■ **WHAT YOU SHOULD DO**
Please list all lines of the material below in which the string "WILD" occurs.

=== Begin Enclosure ===

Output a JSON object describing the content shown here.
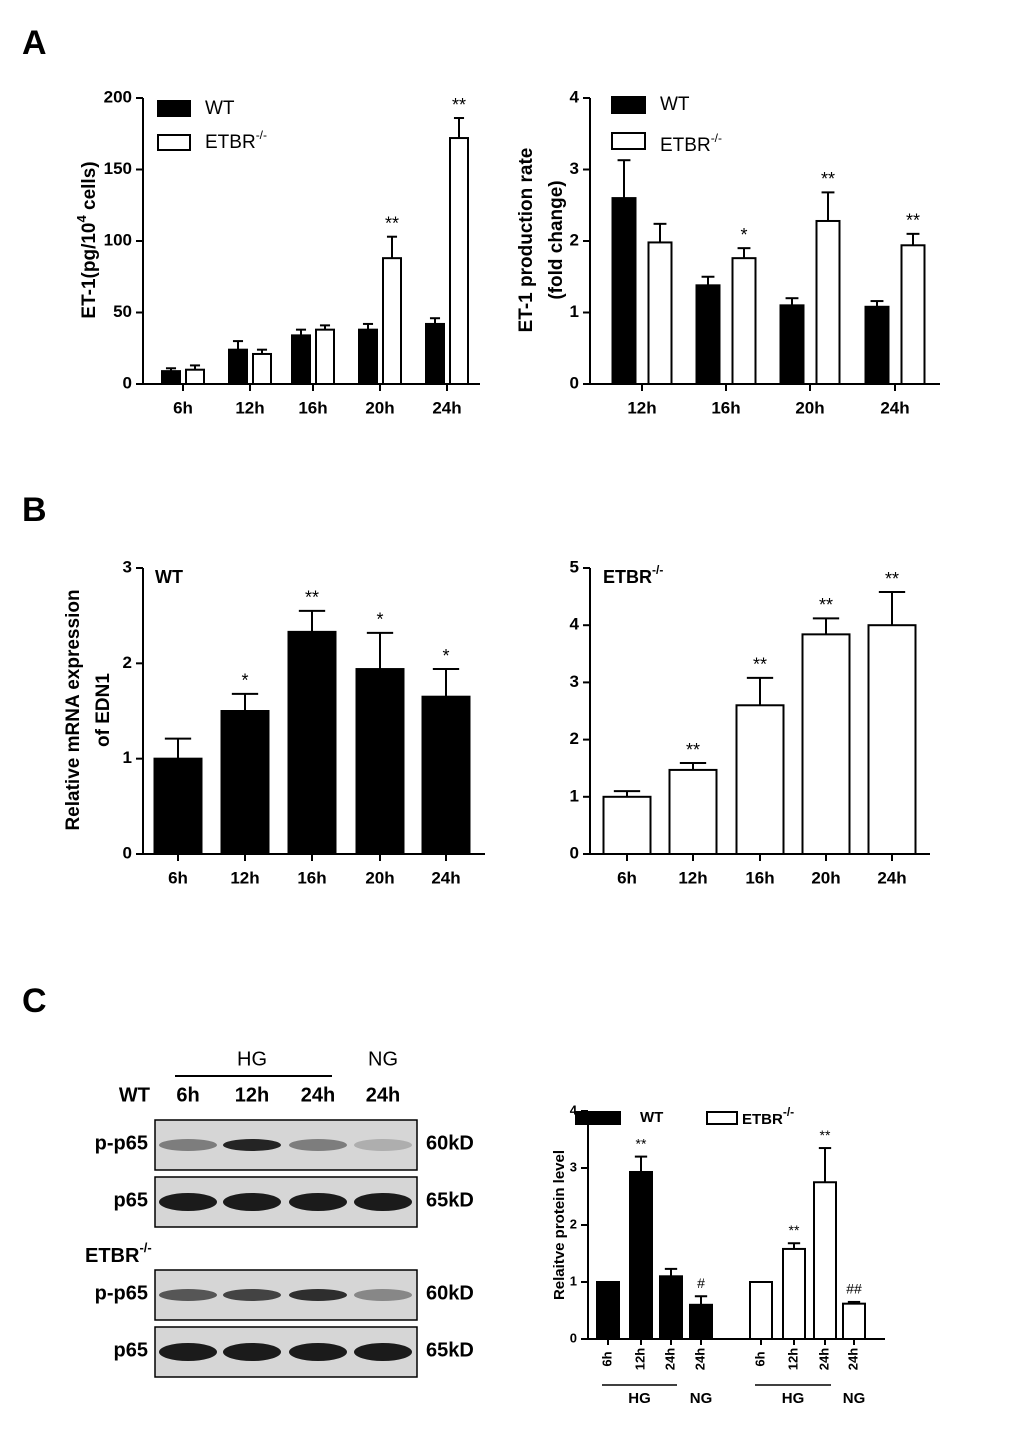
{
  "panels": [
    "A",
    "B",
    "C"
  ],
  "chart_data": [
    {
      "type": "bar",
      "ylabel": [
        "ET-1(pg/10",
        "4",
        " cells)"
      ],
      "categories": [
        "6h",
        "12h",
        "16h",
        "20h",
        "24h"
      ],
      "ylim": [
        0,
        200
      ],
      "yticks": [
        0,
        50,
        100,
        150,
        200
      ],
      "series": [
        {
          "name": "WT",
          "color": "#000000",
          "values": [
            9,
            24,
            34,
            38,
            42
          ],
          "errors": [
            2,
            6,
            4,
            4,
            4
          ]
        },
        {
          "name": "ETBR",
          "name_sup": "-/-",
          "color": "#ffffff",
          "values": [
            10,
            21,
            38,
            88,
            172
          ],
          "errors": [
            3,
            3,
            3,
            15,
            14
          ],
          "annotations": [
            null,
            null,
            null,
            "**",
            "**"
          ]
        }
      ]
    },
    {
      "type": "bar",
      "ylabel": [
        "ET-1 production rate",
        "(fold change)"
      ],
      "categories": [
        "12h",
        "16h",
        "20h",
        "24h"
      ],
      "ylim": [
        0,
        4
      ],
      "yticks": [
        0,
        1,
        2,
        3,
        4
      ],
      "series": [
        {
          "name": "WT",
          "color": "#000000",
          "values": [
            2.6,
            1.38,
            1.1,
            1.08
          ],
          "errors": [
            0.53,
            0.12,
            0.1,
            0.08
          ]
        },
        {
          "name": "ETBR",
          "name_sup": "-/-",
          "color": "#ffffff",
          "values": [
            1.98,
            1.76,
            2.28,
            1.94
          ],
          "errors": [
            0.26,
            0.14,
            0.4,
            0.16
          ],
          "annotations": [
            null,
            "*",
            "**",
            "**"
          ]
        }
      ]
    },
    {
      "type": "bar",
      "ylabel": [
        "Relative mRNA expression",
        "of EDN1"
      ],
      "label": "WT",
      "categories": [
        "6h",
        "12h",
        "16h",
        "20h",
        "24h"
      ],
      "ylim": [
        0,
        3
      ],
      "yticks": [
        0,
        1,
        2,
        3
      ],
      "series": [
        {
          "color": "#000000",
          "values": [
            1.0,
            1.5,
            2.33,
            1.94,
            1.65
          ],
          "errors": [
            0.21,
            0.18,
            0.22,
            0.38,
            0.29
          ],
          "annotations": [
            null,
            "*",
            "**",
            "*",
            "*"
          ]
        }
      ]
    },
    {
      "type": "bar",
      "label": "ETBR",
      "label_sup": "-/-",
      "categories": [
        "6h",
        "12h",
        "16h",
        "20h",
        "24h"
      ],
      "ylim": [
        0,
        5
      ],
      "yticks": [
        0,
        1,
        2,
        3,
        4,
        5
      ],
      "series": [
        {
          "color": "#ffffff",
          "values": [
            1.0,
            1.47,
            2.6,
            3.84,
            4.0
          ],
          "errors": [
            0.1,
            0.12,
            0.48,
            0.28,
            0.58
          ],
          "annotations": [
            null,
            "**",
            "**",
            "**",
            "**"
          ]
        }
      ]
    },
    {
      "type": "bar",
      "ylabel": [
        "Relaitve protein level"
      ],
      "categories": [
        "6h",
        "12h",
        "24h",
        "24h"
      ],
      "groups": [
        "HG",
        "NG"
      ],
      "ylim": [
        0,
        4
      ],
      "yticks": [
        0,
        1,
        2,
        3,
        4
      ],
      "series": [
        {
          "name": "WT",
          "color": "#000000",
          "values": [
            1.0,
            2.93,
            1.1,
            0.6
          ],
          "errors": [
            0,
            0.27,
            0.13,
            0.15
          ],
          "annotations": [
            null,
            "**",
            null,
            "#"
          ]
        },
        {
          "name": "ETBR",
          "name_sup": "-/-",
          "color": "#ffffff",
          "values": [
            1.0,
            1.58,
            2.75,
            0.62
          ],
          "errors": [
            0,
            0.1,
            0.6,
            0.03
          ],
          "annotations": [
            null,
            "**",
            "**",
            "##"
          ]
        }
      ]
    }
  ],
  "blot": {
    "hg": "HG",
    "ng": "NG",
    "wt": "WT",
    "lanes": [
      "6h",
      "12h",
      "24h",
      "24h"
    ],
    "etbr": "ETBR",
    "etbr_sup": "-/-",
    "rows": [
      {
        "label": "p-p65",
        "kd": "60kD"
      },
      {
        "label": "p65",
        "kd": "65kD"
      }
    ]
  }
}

=== End Enclosure ===
=== Begin Enclosure ===

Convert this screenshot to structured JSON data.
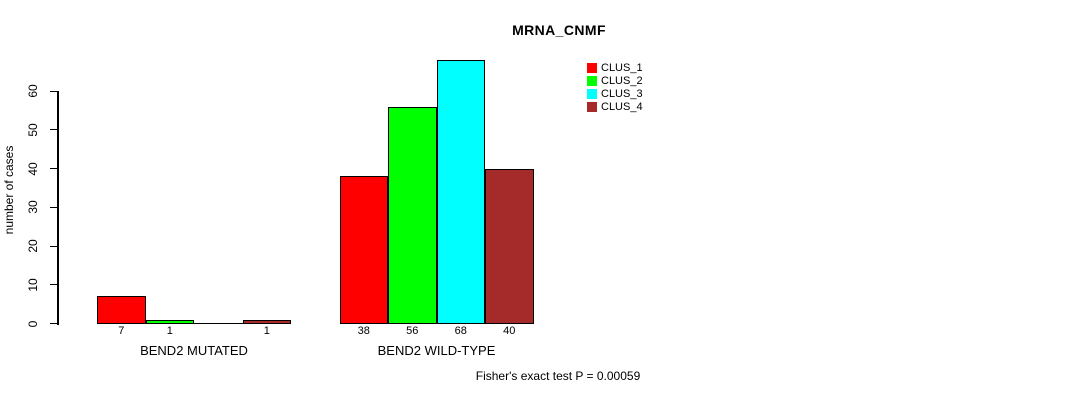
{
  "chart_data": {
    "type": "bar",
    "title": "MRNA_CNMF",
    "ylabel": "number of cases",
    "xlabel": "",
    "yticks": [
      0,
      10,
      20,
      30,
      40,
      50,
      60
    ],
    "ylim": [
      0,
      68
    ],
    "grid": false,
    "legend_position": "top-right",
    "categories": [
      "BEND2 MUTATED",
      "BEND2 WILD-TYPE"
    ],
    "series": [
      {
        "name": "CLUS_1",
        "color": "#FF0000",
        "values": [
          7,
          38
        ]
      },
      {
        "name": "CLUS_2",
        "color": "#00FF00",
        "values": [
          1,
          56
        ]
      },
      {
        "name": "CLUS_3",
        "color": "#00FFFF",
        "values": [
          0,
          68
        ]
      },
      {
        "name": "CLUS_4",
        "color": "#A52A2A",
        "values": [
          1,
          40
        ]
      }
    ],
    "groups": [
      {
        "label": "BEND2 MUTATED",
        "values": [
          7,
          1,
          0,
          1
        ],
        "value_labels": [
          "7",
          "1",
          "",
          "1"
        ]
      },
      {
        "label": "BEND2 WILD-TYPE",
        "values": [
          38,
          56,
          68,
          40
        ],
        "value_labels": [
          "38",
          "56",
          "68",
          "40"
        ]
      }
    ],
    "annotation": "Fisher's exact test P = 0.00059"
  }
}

=== End Enclosure ===
=== Begin Enclosure ===

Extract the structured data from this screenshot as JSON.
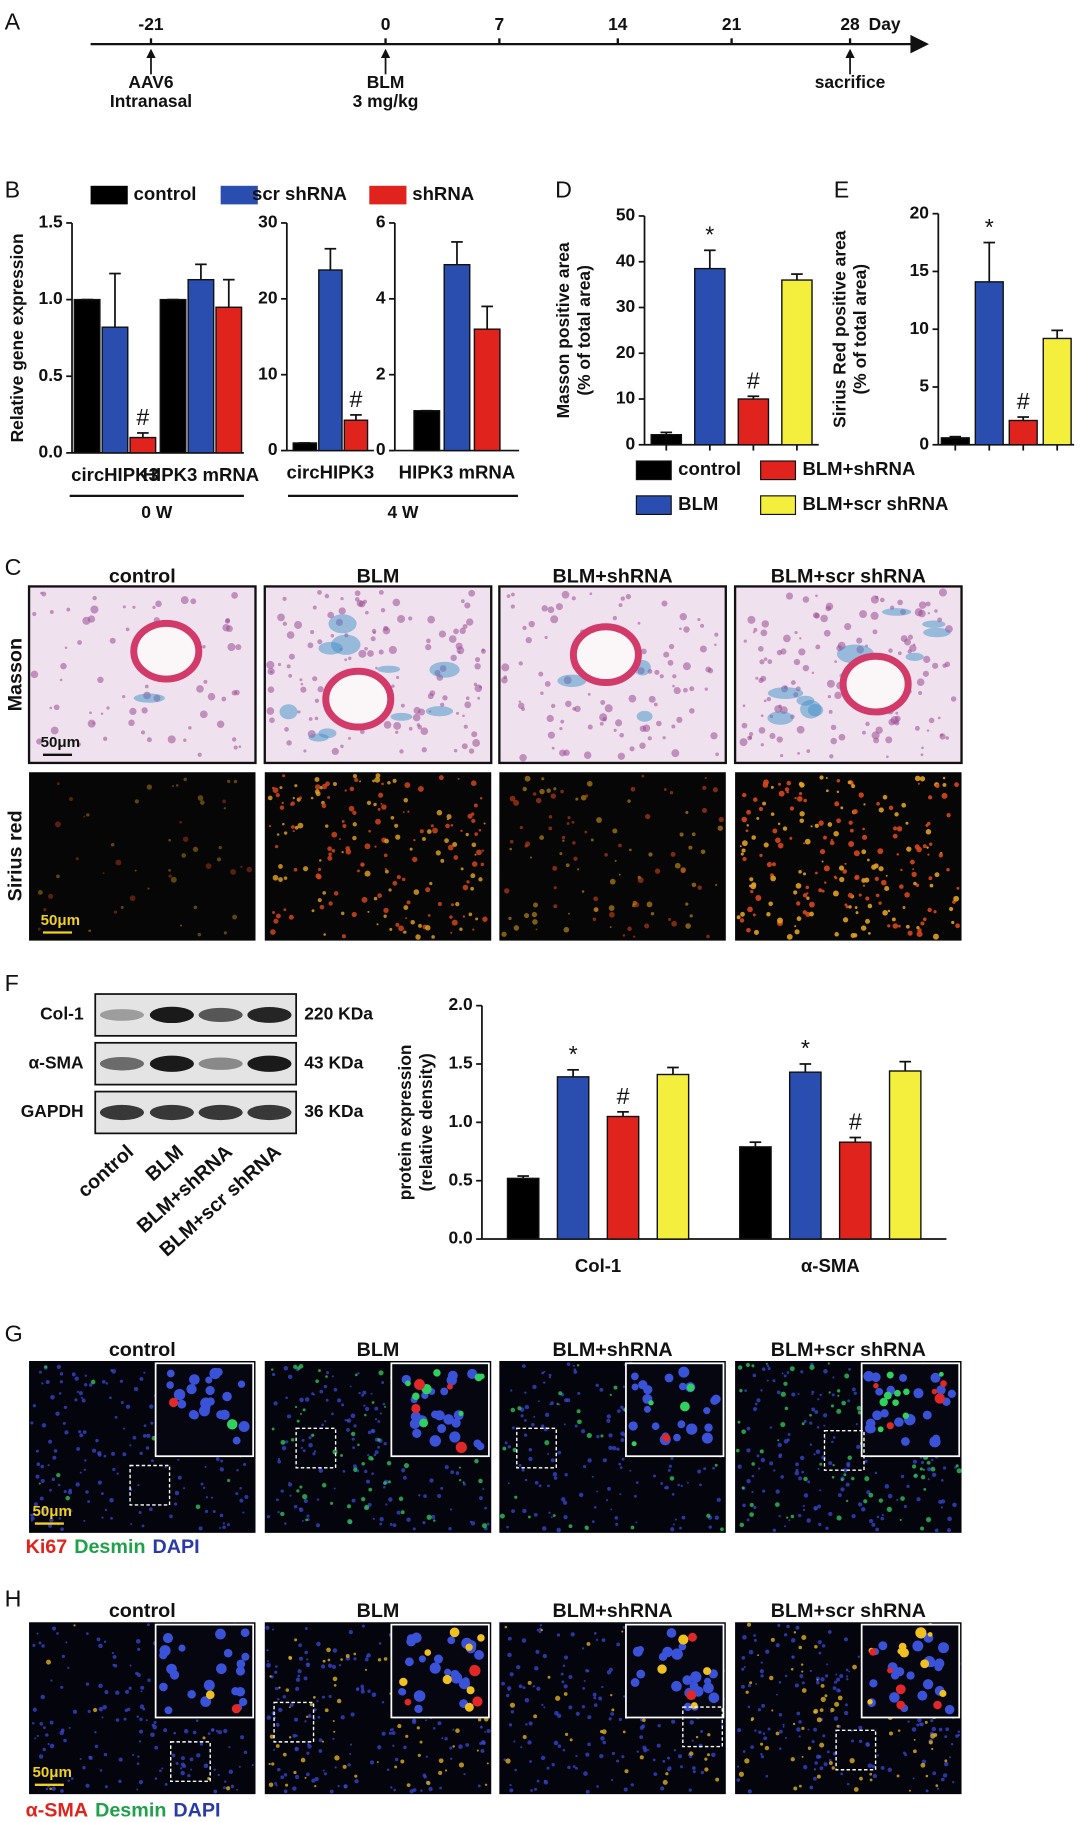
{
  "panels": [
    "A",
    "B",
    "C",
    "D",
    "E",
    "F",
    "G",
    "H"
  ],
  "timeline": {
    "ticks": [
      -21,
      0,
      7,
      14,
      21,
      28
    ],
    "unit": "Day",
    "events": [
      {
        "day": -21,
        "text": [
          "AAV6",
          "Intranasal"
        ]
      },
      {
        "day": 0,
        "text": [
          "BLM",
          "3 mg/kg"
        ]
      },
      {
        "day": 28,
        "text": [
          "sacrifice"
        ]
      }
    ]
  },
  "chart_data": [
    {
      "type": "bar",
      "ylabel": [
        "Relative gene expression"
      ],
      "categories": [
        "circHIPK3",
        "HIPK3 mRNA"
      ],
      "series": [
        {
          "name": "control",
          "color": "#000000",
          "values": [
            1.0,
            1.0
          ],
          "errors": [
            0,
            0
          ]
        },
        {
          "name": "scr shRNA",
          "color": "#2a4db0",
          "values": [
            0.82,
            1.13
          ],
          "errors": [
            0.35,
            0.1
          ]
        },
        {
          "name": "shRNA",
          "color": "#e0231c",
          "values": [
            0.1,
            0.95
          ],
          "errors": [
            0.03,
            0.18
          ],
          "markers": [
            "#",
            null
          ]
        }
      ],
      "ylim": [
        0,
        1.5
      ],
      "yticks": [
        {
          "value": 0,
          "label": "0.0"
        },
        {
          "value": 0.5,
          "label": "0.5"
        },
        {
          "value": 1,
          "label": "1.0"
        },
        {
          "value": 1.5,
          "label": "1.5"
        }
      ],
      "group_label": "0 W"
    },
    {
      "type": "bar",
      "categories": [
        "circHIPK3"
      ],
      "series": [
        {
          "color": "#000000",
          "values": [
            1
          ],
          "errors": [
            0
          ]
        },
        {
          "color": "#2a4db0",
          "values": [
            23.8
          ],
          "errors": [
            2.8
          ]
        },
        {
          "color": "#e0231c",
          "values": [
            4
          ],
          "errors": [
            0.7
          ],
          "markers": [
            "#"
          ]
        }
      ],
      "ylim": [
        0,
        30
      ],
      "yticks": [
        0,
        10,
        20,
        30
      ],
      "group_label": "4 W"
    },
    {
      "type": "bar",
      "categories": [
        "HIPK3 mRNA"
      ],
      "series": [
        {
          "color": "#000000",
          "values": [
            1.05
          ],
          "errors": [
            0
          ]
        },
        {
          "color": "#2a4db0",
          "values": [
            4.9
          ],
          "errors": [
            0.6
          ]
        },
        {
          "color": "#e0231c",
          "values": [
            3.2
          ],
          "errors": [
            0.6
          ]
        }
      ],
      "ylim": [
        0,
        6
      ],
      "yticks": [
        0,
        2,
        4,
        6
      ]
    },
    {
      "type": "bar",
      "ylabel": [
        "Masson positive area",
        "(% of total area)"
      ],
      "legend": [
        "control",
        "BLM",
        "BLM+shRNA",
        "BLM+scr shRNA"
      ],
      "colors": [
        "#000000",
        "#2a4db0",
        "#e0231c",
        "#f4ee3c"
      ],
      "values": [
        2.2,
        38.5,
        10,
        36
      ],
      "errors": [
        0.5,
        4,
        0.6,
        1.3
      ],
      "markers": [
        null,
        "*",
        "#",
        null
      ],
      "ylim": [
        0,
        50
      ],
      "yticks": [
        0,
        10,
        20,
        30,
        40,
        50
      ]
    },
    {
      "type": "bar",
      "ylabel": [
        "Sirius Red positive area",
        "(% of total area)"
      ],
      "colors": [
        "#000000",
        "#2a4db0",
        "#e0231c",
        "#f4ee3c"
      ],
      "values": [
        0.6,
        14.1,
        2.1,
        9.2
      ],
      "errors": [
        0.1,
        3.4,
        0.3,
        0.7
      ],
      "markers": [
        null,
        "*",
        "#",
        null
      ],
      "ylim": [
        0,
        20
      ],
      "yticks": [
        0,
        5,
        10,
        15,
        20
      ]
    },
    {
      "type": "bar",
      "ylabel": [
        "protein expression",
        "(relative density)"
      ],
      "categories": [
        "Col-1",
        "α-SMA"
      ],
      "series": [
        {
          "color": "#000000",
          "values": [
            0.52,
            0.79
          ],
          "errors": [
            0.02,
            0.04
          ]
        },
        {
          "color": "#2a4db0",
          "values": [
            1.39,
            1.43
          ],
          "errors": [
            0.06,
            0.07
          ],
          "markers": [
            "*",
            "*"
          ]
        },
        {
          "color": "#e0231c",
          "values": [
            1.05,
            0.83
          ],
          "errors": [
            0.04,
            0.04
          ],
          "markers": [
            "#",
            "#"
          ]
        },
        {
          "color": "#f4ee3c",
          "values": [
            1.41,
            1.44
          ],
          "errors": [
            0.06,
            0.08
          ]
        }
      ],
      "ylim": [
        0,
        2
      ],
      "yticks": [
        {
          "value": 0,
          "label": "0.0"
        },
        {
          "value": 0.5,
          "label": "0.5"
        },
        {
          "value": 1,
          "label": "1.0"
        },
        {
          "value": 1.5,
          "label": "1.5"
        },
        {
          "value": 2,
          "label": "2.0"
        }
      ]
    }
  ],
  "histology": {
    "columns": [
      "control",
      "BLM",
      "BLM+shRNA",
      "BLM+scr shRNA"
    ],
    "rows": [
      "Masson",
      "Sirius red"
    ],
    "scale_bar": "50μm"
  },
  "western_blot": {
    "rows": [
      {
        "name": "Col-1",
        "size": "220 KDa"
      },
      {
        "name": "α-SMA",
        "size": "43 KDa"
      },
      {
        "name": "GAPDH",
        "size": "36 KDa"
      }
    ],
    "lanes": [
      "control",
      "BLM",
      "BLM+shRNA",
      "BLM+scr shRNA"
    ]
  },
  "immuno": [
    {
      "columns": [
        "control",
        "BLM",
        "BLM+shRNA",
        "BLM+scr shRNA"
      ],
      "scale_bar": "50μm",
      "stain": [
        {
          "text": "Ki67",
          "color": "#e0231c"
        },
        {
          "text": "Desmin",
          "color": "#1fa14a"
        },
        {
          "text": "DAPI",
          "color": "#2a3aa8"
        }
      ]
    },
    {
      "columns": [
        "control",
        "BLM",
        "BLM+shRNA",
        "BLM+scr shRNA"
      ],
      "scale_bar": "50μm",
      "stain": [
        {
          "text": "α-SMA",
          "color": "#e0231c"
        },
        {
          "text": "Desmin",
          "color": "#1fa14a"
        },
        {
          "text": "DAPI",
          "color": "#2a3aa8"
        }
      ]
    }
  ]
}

=== End Enclosure ===

■ **TASK SOLUTION**
      "BEND2 WILD-TYPE"
        "label": "BEND2 WILD-TYPE",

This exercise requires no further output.